**Exercise description**
Your task is to output the data exactly as it stands.

**Available data**
☆ ☆ ☆

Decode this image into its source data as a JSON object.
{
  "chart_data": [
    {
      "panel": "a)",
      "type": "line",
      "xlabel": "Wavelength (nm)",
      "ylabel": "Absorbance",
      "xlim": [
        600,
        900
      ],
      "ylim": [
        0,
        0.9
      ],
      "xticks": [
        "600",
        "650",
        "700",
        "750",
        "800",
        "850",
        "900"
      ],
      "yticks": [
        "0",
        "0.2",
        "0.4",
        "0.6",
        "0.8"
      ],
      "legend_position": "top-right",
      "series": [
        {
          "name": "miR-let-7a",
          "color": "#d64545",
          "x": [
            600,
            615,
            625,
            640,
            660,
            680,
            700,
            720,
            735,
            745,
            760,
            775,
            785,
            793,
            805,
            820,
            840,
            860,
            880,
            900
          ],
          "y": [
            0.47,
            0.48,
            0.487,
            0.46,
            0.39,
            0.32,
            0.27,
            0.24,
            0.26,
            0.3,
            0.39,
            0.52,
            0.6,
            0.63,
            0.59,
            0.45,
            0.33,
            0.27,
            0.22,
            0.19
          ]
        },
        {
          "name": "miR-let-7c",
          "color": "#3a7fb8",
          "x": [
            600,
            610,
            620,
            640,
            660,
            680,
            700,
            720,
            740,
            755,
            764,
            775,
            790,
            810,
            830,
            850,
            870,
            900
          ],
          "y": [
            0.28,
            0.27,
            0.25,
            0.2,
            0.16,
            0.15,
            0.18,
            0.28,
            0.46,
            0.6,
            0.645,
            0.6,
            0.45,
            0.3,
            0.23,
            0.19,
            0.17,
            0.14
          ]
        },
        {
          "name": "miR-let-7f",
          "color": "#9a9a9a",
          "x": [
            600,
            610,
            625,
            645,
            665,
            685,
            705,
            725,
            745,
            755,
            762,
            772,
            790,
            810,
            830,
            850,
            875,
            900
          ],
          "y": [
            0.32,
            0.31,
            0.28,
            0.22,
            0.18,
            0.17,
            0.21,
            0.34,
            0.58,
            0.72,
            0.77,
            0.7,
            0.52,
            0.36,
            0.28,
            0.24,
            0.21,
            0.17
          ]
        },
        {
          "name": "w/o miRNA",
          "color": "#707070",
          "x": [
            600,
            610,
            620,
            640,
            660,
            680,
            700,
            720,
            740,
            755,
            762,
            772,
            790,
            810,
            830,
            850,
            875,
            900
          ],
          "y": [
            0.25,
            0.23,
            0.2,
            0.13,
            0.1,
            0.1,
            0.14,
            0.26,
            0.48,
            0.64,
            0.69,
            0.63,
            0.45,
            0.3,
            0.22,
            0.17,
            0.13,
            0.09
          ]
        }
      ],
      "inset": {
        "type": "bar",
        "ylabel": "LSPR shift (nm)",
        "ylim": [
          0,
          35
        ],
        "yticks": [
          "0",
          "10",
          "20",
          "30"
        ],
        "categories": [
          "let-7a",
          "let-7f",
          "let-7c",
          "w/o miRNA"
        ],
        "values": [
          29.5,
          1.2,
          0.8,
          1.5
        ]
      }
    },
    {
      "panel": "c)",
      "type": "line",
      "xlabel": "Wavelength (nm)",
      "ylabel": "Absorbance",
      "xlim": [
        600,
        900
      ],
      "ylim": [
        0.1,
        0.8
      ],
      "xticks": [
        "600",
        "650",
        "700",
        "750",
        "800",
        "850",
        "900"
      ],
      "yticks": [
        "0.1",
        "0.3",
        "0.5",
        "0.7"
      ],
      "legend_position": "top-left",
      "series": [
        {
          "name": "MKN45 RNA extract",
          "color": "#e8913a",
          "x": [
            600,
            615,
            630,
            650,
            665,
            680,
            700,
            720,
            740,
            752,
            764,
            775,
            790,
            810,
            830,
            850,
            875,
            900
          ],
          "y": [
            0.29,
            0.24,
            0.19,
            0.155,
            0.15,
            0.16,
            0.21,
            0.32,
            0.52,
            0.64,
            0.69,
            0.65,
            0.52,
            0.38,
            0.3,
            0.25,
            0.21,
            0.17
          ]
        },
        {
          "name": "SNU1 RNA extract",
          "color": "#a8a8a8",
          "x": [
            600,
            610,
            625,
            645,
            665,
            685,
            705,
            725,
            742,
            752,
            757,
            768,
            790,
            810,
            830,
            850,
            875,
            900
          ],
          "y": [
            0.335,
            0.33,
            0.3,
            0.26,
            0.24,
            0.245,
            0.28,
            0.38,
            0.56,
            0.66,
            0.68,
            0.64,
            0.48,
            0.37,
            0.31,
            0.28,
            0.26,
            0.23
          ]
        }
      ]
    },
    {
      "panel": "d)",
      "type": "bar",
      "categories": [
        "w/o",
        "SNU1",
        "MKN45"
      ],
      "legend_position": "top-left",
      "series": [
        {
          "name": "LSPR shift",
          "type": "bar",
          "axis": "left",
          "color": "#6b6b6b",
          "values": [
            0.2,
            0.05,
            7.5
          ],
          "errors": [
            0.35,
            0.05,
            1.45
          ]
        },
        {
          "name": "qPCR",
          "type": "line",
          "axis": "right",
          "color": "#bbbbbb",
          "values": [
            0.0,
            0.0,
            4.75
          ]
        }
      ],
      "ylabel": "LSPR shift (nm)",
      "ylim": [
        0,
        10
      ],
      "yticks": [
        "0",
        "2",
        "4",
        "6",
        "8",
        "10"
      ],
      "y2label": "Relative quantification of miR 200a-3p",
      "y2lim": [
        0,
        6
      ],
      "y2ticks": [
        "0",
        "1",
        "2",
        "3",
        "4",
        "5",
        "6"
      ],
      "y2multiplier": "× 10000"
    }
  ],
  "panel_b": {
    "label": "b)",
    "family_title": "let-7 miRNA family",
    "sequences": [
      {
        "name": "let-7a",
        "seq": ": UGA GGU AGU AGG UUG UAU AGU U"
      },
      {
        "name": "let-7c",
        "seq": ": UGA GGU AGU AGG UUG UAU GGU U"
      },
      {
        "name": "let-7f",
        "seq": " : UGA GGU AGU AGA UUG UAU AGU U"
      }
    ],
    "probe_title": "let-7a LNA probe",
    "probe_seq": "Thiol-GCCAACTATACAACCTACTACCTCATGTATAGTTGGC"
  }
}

☆ ☆ ☆

**Exercise result**
Decode this image into its source data as a JSON object.
{
  "chart_data": [
    {
      "panel": "a)",
      "type": "line",
      "xlabel": "Wavelength (nm)",
      "ylabel": "Absorbance",
      "xlim": [
        600,
        900
      ],
      "ylim": [
        0,
        0.9
      ],
      "xticks": [
        "600",
        "650",
        "700",
        "750",
        "800",
        "850",
        "900"
      ],
      "yticks": [
        "0",
        "0.2",
        "0.4",
        "0.6",
        "0.8"
      ],
      "legend_position": "top-right",
      "series": [
        {
          "name": "miR-let-7a",
          "color": "#d64545",
          "x": [
            600,
            615,
            625,
            640,
            660,
            680,
            700,
            720,
            735,
            745,
            760,
            775,
            785,
            793,
            805,
            820,
            840,
            860,
            880,
            900
          ],
          "y": [
            0.47,
            0.48,
            0.487,
            0.46,
            0.39,
            0.32,
            0.27,
            0.24,
            0.26,
            0.3,
            0.39,
            0.52,
            0.6,
            0.63,
            0.59,
            0.45,
            0.33,
            0.27,
            0.22,
            0.19
          ]
        },
        {
          "name": "miR-let-7c",
          "color": "#3a7fb8",
          "x": [
            600,
            610,
            620,
            640,
            660,
            680,
            700,
            720,
            740,
            755,
            764,
            775,
            790,
            810,
            830,
            850,
            870,
            900
          ],
          "y": [
            0.28,
            0.27,
            0.25,
            0.2,
            0.16,
            0.15,
            0.18,
            0.28,
            0.46,
            0.6,
            0.645,
            0.6,
            0.45,
            0.3,
            0.23,
            0.19,
            0.17,
            0.14
          ]
        },
        {
          "name": "miR-let-7f",
          "color": "#9a9a9a",
          "x": [
            600,
            610,
            625,
            645,
            665,
            685,
            705,
            725,
            745,
            755,
            762,
            772,
            790,
            810,
            830,
            850,
            875,
            900
          ],
          "y": [
            0.32,
            0.31,
            0.28,
            0.22,
            0.18,
            0.17,
            0.21,
            0.34,
            0.58,
            0.72,
            0.77,
            0.7,
            0.52,
            0.36,
            0.28,
            0.24,
            0.21,
            0.17
          ]
        },
        {
          "name": "w/o miRNA",
          "color": "#707070",
          "x": [
            600,
            610,
            620,
            640,
            660,
            680,
            700,
            720,
            740,
            755,
            762,
            772,
            790,
            810,
            830,
            850,
            875,
            900
          ],
          "y": [
            0.25,
            0.23,
            0.2,
            0.13,
            0.1,
            0.1,
            0.14,
            0.26,
            0.48,
            0.64,
            0.69,
            0.63,
            0.45,
            0.3,
            0.22,
            0.17,
            0.13,
            0.09
          ]
        }
      ],
      "inset": {
        "type": "bar",
        "ylabel": "LSPR shift (nm)",
        "ylim": [
          0,
          35
        ],
        "yticks": [
          "0",
          "10",
          "20",
          "30"
        ],
        "categories": [
          "let-7a",
          "let-7f",
          "let-7c",
          "w/o miRNA"
        ],
        "values": [
          29.5,
          1.2,
          0.8,
          1.5
        ]
      }
    },
    {
      "panel": "c)",
      "type": "line",
      "xlabel": "Wavelength (nm)",
      "ylabel": "Absorbance",
      "xlim": [
        600,
        900
      ],
      "ylim": [
        0.1,
        0.8
      ],
      "xticks": [
        "600",
        "650",
        "700",
        "750",
        "800",
        "850",
        "900"
      ],
      "yticks": [
        "0.1",
        "0.3",
        "0.5",
        "0.7"
      ],
      "legend_position": "top-left",
      "series": [
        {
          "name": "MKN45 RNA extract",
          "color": "#e8913a",
          "x": [
            600,
            615,
            630,
            650,
            665,
            680,
            700,
            720,
            740,
            752,
            764,
            775,
            790,
            810,
            830,
            850,
            875,
            900
          ],
          "y": [
            0.29,
            0.24,
            0.19,
            0.155,
            0.15,
            0.16,
            0.21,
            0.32,
            0.52,
            0.64,
            0.69,
            0.65,
            0.52,
            0.38,
            0.3,
            0.25,
            0.21,
            0.17
          ]
        },
        {
          "name": "SNU1 RNA extract",
          "color": "#a8a8a8",
          "x": [
            600,
            610,
            625,
            645,
            665,
            685,
            705,
            725,
            742,
            752,
            757,
            768,
            790,
            810,
            830,
            850,
            875,
            900
          ],
          "y": [
            0.335,
            0.33,
            0.3,
            0.26,
            0.24,
            0.245,
            0.28,
            0.38,
            0.56,
            0.66,
            0.68,
            0.64,
            0.48,
            0.37,
            0.31,
            0.28,
            0.26,
            0.23
          ]
        }
      ]
    },
    {
      "panel": "d)",
      "type": "bar",
      "categories": [
        "w/o",
        "SNU1",
        "MKN45"
      ],
      "legend_position": "top-left",
      "series": [
        {
          "name": "LSPR shift",
          "type": "bar",
          "axis": "left",
          "color": "#6b6b6b",
          "values": [
            0.2,
            0.05,
            7.5
          ],
          "errors": [
            0.35,
            0.05,
            1.45
          ]
        },
        {
          "name": "qPCR",
          "type": "line",
          "axis": "right",
          "color": "#bbbbbb",
          "values": [
            0.0,
            0.0,
            4.75
          ]
        }
      ],
      "ylabel": "LSPR shift (nm)",
      "ylim": [
        0,
        10
      ],
      "yticks": [
        "0",
        "2",
        "4",
        "6",
        "8",
        "10"
      ],
      "y2label": "Relative quantification of miR 200a-3p",
      "y2lim": [
        0,
        6
      ],
      "y2ticks": [
        "0",
        "1",
        "2",
        "3",
        "4",
        "5",
        "6"
      ],
      "y2multiplier": "× 10000"
    }
  ],
  "panel_b": {
    "label": "b)",
    "family_title": "let-7 miRNA family",
    "sequences": [
      {
        "name": "let-7a",
        "seq": ": UGA GGU AGU AGG UUG UAU AGU U"
      },
      {
        "name": "let-7c",
        "seq": ": UGA GGU AGU AGG UUG UAU GGU U"
      },
      {
        "name": "let-7f",
        "seq": " : UGA GGU AGU AGA UUG UAU AGU U"
      }
    ],
    "probe_title": "let-7a LNA probe",
    "probe_seq": "Thiol-GCCAACTATACAACCTACTACCTCATGTATAGTTGGC"
  }
}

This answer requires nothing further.